[START EXERCISE MATERIALS]

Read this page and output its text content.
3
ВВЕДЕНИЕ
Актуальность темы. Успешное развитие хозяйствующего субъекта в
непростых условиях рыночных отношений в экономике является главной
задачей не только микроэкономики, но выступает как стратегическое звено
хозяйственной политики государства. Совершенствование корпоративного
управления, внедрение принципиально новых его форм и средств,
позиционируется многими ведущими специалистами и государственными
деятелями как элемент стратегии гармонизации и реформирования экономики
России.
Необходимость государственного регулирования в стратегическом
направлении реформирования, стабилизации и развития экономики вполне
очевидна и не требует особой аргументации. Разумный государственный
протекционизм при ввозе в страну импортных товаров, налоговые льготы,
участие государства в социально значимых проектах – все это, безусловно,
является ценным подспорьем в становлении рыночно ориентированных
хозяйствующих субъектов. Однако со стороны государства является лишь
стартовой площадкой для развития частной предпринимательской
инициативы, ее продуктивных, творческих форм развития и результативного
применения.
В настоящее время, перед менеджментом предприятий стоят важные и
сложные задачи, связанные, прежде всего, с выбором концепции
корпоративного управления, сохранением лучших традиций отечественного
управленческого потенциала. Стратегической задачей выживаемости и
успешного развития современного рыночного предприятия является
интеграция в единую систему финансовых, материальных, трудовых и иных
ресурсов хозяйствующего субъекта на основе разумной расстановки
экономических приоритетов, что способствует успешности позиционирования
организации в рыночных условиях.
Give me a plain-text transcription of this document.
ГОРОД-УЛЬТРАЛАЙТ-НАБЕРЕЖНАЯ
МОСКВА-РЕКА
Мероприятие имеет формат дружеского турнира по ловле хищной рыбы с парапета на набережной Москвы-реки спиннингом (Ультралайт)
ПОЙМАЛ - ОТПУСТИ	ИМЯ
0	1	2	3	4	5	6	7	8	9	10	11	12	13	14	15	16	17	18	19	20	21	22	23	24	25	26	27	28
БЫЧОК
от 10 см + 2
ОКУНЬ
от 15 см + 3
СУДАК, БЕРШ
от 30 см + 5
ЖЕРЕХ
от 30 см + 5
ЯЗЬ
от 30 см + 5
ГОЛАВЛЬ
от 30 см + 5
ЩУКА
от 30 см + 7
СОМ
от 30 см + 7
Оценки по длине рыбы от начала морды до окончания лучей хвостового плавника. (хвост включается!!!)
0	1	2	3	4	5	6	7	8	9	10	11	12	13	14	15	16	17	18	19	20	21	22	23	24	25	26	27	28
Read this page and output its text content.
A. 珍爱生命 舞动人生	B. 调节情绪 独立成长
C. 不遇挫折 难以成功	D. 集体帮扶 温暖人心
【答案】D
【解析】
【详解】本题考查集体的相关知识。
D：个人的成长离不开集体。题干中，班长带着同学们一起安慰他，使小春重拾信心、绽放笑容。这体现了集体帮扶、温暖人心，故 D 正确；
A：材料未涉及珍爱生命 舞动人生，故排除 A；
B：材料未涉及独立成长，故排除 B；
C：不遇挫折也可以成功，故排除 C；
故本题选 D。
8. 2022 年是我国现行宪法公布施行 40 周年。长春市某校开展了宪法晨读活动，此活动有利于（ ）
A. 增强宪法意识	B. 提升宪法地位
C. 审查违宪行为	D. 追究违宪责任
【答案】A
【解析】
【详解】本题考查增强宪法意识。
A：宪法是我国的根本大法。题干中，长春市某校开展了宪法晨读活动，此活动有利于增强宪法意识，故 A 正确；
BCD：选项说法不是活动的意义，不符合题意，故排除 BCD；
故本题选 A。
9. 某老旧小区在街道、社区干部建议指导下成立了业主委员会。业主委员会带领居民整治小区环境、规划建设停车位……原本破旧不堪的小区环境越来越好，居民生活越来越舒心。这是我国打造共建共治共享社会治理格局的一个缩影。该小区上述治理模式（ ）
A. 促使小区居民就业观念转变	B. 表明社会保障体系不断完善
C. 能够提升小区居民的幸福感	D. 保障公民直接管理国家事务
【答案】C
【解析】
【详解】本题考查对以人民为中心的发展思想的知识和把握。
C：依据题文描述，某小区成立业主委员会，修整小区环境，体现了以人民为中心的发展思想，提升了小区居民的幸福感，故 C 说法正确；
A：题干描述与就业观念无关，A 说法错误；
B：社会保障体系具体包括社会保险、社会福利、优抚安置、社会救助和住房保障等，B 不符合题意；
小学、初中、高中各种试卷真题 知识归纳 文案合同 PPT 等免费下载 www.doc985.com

[END EXERCISE MATERIALS]

WORK REQUIRED |
Read the entries and pick out all lines that include the word "长春市某校开展了宪法晨读活动".

PROBLEM SOLUTION |
8. 2022 年是我国现行宪法公布施行 40 周年。长春市某校开展了宪法晨读活动，此活动有利于（ ）
A：宪法是我国的根本大法。题干中，长春市某校开展了宪法晨读活动，此活动有利于增强宪法意识，故 A 正确；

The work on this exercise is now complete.